-------- Data lines --------
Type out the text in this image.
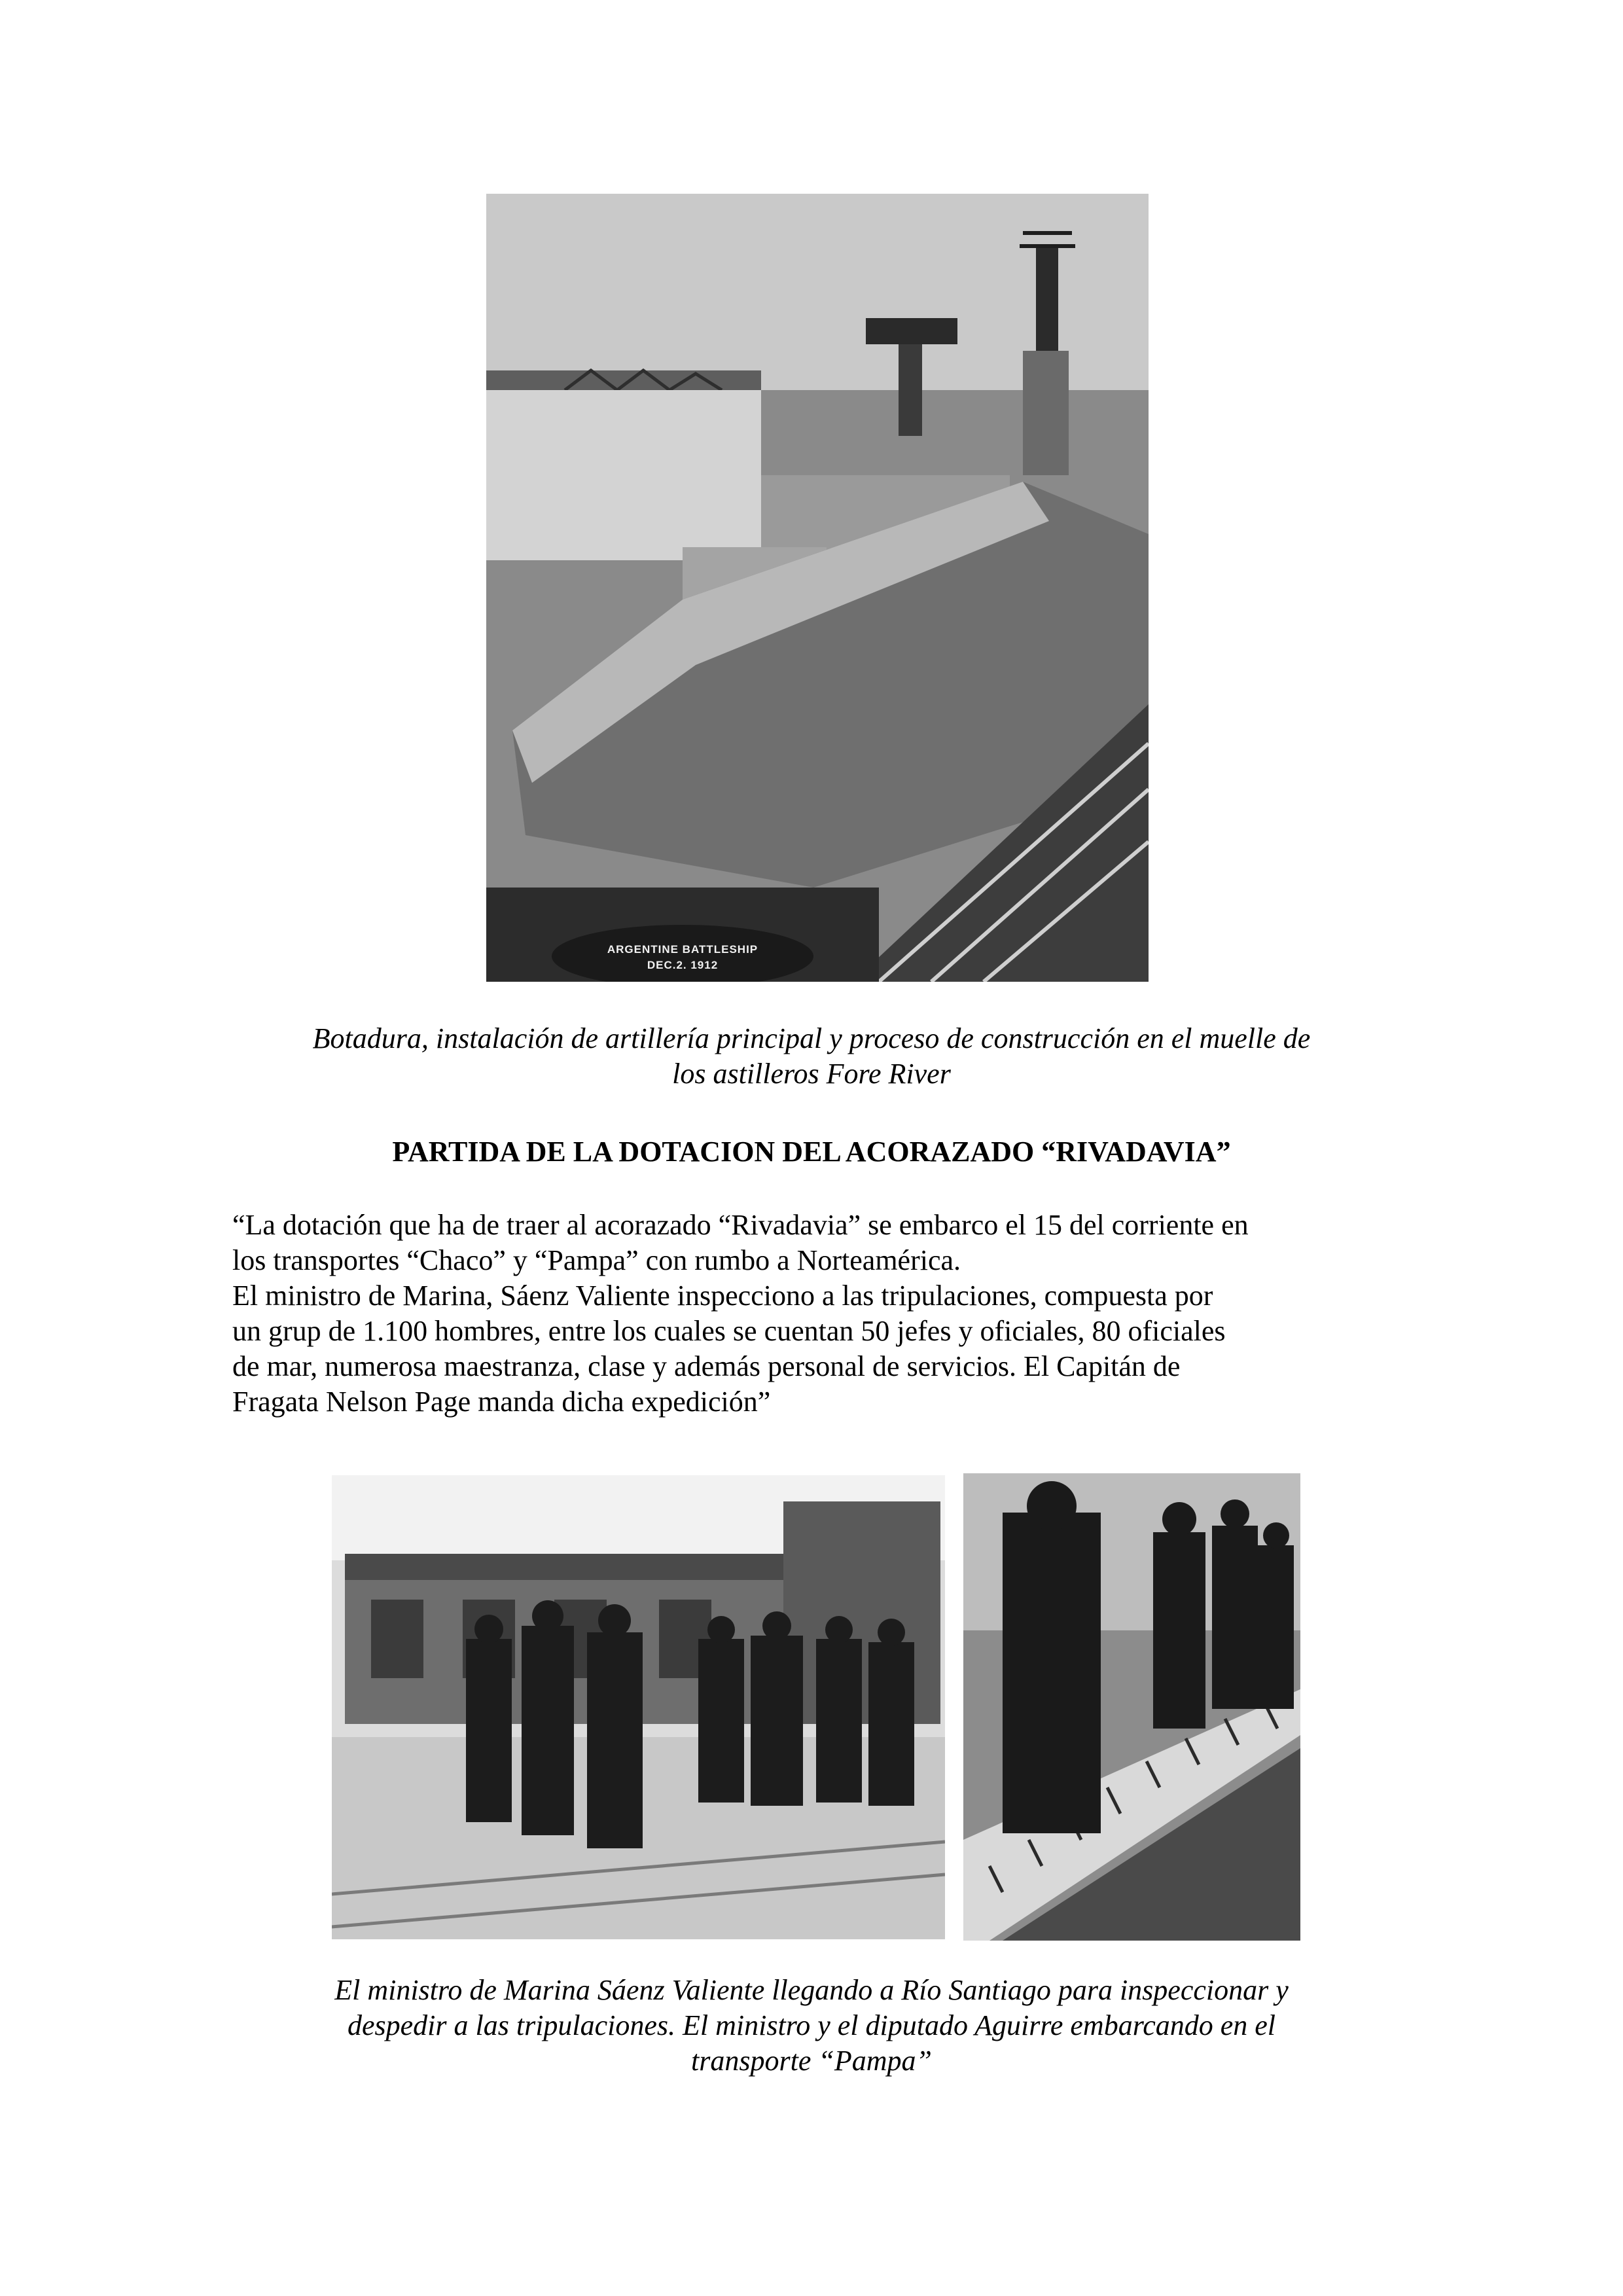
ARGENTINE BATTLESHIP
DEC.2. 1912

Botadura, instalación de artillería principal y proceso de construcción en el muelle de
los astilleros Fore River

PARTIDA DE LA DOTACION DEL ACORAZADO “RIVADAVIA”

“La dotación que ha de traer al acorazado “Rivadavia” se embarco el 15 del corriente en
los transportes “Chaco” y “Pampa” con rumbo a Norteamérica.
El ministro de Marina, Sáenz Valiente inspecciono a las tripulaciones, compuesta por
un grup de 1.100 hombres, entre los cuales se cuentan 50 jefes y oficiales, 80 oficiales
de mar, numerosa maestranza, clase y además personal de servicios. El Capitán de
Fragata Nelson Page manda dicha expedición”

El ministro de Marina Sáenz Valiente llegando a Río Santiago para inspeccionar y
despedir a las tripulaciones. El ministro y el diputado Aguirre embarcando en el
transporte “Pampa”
--------
What you have to do —
Go back to the records above and write them out exactly, without the pictures.

Response to the task —
Type out the text in this image.
ARGENTINE BATTLESHIP
DEC.2. 1912

Botadura, instalación de artillería principal y proceso de construcción en el muelle de
los astilleros Fore River

PARTIDA DE LA DOTACION DEL ACORAZADO “RIVADAVIA”

“La dotación que ha de traer al acorazado “Rivadavia” se embarco el 15 del corriente en
los transportes “Chaco” y “Pampa” con rumbo a Norteamérica.
El ministro de Marina, Sáenz Valiente inspecciono a las tripulaciones, compuesta por
un grup de 1.100 hombres, entre los cuales se cuentan 50 jefes y oficiales, 80 oficiales
de mar, numerosa maestranza, clase y además personal de servicios. El Capitán de
Fragata Nelson Page manda dicha expedición”

El ministro de Marina Sáenz Valiente llegando a Río Santiago para inspeccionar y
despedir a las tripulaciones. El ministro y el diputado Aguirre embarcando en el
transporte “Pampa”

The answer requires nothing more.